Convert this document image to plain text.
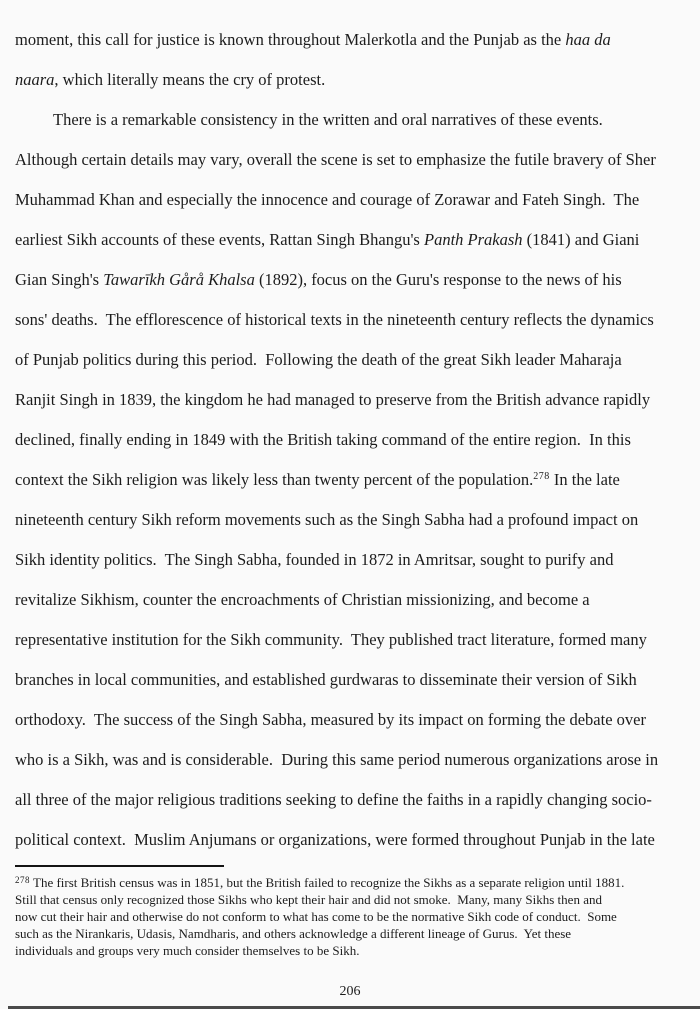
moment, this call for justice is known throughout Malerkotla and the Punjab as the haa da
naara, which literally means the cry of protest.
There is a remarkable consistency in the written and oral narratives of these events.
Although certain details may vary, overall the scene is set to emphasize the futile bravery of Sher
Muhammad Khan and especially the innocence and courage of Zorawar and Fateh Singh.  The
earliest Sikh accounts of these events, Rattan Singh Bhangu's Panth Prakash (1841) and Giani
Gian Singh's Tawarīkh Gårå Khalsa (1892), focus on the Guru's response to the news of his
sons' deaths.  The efflorescence of historical texts in the nineteenth century reflects the dynamics
of Punjab politics during this period.  Following the death of the great Sikh leader Maharaja
Ranjit Singh in 1839, the kingdom he had managed to preserve from the British advance rapidly
declined, finally ending in 1849 with the British taking command of the entire region.  In this
context the Sikh religion was likely less than twenty percent of the population.$^{278}$ In the late
nineteenth century Sikh reform movements such as the Singh Sabha had a profound impact on
Sikh identity politics.  The Singh Sabha, founded in 1872 in Amritsar, sought to purify and
revitalize Sikhism, counter the encroachments of Christian missionizing, and become a
representative institution for the Sikh community.  They published tract literature, formed many
branches in local communities, and established gurdwaras to disseminate their version of Sikh
orthodoxy.  The success of the Singh Sabha, measured by its impact on forming the debate over
who is a Sikh, was and is considerable.  During this same period numerous organizations arose in
all three of the major religious traditions seeking to define the faiths in a rapidly changing socio-
political context.  Muslim Anjumans or organizations, were formed throughout Punjab in the late
$^{278}$ The first British census was in 1851, but the British failed to recognize the Sikhs as a separate religion until 1881.
Still that census only recognized those Sikhs who kept their hair and did not smoke.  Many, many Sikhs then and
now cut their hair and otherwise do not conform to what has come to be the normative Sikh code of conduct.  Some
such as the Nirankaris, Udasis, Namdharis, and others acknowledge a different lineage of Gurus.  Yet these
individuals and groups very much consider themselves to be Sikh.
206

▶ _TASK_
Write out the full set of lines verbatim, without the pictures.

▶ _TASK OUTPUT_
Convert this document image to plain text.
moment, this call for justice is known throughout Malerkotla and the Punjab as the haa da
naara, which literally means the cry of protest.
There is a remarkable consistency in the written and oral narratives of these events.
Although certain details may vary, overall the scene is set to emphasize the futile bravery of Sher
Muhammad Khan and especially the innocence and courage of Zorawar and Fateh Singh.  The
earliest Sikh accounts of these events, Rattan Singh Bhangu's Panth Prakash (1841) and Giani
Gian Singh's Tawarīkh Gårå Khalsa (1892), focus on the Guru's response to the news of his
sons' deaths.  The efflorescence of historical texts in the nineteenth century reflects the dynamics
of Punjab politics during this period.  Following the death of the great Sikh leader Maharaja
Ranjit Singh in 1839, the kingdom he had managed to preserve from the British advance rapidly
declined, finally ending in 1849 with the British taking command of the entire region.  In this
context the Sikh religion was likely less than twenty percent of the population.$^{278}$ In the late
nineteenth century Sikh reform movements such as the Singh Sabha had a profound impact on
Sikh identity politics.  The Singh Sabha, founded in 1872 in Amritsar, sought to purify and
revitalize Sikhism, counter the encroachments of Christian missionizing, and become a
representative institution for the Sikh community.  They published tract literature, formed many
branches in local communities, and established gurdwaras to disseminate their version of Sikh
orthodoxy.  The success of the Singh Sabha, measured by its impact on forming the debate over
who is a Sikh, was and is considerable.  During this same period numerous organizations arose in
all three of the major religious traditions seeking to define the faiths in a rapidly changing socio-
political context.  Muslim Anjumans or organizations, were formed throughout Punjab in the late
$^{278}$ The first British census was in 1851, but the British failed to recognize the Sikhs as a separate religion until 1881.
Still that census only recognized those Sikhs who kept their hair and did not smoke.  Many, many Sikhs then and
now cut their hair and otherwise do not conform to what has come to be the normative Sikh code of conduct.  Some
such as the Nirankaris, Udasis, Namdharis, and others acknowledge a different lineage of Gurus.  Yet these
individuals and groups very much consider themselves to be Sikh.
206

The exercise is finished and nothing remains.